Exercise: In the records below, find each line containing the word "this" and copy it.

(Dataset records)
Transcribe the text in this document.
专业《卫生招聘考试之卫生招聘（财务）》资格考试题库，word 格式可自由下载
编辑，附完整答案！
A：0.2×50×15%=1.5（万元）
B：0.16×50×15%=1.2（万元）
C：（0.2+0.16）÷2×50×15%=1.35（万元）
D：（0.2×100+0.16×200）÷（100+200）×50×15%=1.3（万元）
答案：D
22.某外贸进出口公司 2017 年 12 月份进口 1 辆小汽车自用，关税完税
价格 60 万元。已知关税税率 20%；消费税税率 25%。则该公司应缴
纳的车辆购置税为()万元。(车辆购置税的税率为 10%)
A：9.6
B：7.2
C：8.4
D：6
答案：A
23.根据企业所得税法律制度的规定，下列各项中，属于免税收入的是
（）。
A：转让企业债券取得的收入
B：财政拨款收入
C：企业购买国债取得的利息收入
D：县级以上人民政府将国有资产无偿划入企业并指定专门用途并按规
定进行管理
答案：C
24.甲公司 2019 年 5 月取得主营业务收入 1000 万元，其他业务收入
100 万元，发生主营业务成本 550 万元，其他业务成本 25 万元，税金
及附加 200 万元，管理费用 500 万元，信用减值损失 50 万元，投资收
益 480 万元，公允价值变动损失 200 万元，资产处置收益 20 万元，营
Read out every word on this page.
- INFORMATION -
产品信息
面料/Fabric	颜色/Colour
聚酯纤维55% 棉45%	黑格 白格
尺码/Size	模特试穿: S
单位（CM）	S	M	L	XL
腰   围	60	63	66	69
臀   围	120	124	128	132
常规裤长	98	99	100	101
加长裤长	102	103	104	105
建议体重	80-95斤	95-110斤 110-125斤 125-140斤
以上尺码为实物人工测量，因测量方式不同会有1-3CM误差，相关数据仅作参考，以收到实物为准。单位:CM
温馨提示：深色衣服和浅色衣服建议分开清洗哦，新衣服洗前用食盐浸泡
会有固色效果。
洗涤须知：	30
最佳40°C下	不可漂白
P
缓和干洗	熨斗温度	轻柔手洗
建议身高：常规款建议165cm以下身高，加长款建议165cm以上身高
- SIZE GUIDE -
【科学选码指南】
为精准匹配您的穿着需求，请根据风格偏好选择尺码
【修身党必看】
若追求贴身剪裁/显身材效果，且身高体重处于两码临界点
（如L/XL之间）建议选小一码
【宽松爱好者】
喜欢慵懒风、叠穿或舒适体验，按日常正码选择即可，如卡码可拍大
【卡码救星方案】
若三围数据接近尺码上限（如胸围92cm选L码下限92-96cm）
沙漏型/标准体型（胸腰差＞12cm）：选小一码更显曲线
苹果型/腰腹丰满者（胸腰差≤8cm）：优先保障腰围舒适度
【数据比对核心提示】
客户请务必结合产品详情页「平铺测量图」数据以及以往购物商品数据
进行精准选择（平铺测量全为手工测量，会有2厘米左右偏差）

The reply:
Transcribe the text in this document.
Read out every word on this page.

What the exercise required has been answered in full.